◆ **TASK SET**
(A) Print the passage from the excerpt on the Lucas critique starting at "The remainder of" and ending at "statistical models.".
(B) Answer these questions using the excerpt on the Lucas critique:
(i) Which two named public bodies prepare the statistical models used during discussions of monetary and fiscal policy?
(ii) Where in his paper does Lucas state his critique most baldly and succinctly?
(iii) What year is given for the author's own paper?

— start EXCERPT TO READ —

It is also evident that the methods of policy evaluation which Lucas
criticized are still in wide use nine years after the appearance of his
paper. During discussions of monetary and fiscal policy, statistical
models prepared by the Congressional Budget Office, the Federal Reserve
Board, numerous other agencies, and by private entities are used to
prepare predictions of the likely future path of the economy conditional
on various possible paths for policy variables. These conditional
projections influence policy-makers' views of the likely consequences of
the choices they must make. Though Lucas suggested an alternative
paradigm for policy analysis, it is still little used.
Nonetheless, we are not quite to the point where well-trained young
macroeconomists collaborate in preparing and interpreting conditional
projections of the effects of alternative paths for policy variables
without feeling queasy. Sargent, while clearly explaining the problems
with the rational expectations paradigm for policy analysis and finding
no way around them, claims we must ignore them if we are to avoid the
conclusion that policy recommendations of any kind are meaningless. CLR
show that projections of the future path of the economy conditional on
paths of policy variables are not meaningless, even in the presence of
shifts in policy rule. But they never explicitly address the central
question of whether such conditional projections could ever be used in
the process of policy choice without invalidating them. My own paper
[1982] asserts that policy choice based on conditional projection from
models which do not identify the parameters of tastes and technology can
be logically coherent, but it does not support the assertion with formal
modeling and many remain unconvinced.
The remainder of this paper attempts to make that assertion more
convincing by analyzing more closely how properly constructed and
interpreted conditional projections sidestep the Lucas critique and by
presenting examples of model economies in which policy makers steadily
make good use of conditional projections from ``loosely identified"
statistical models.
\section{Finding a Coherent Interpretation of the Lucas Critique}
Lucas formulates his critique most baldly and succinctly at the beginning
of section 6 of his paper, where he writes
\begin{quote}
...there are compelling empirical and theoretical reasons
for believing that a structure of the form
\end{quote}
\begin{equation}\label{eq:naive}
y_{t+1} = F(y_{t},x_{t},\beta,\eta_{t})
\end{equation}
\begin{quote}
($F$ known, $\beta$ fixed, $x_{t}$ ``arbitrary") will not be of use for
forecasting and policy evaluation in actual economies.

— end EXCERPT TO READ —
— start PROVIDED DATA —

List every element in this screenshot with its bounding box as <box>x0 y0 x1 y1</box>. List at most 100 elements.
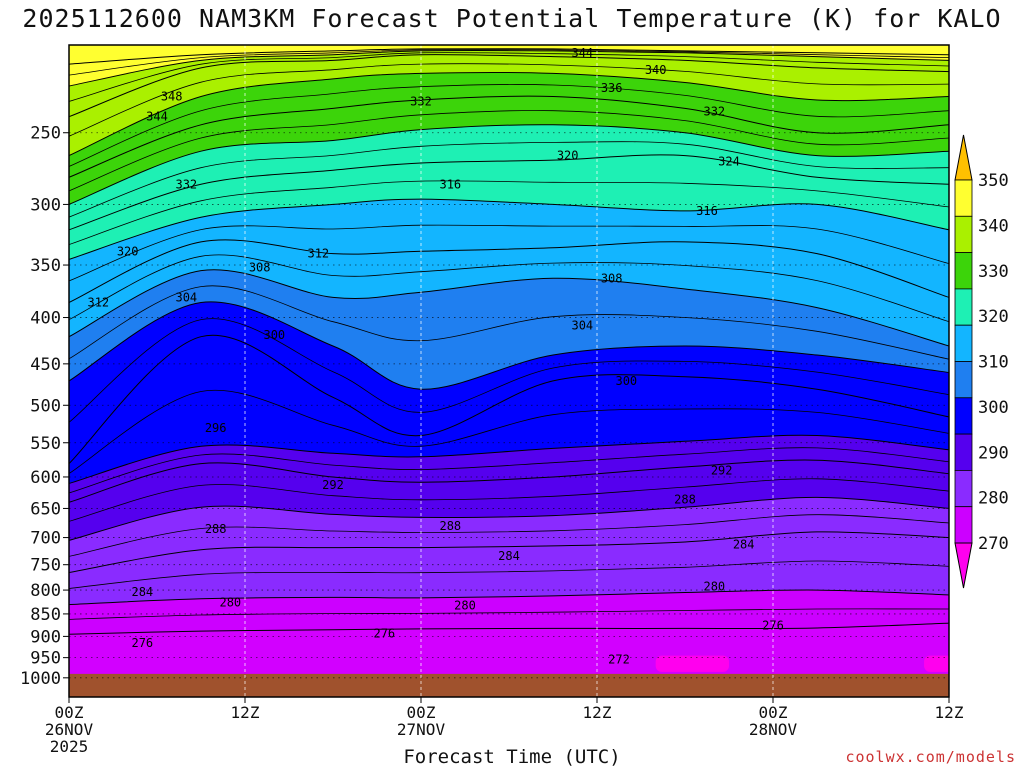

— end PROVIDED DATA —

◆ **RESULTS BY TASK**
(A)
The remainder of this paper attempts to make that assertion more
convincing by analyzing more closely how properly constructed and
interpreted conditional projections sidestep the Lucas critique and by
presenting examples of model economies in which policy makers steadily
make good use of conditional projections from ``loosely identified"
statistical models.

(B)
(i) The Congressional Budget Office and the Federal Reserve Board.
(ii) At the beginning of section 6.
(iii) 1982.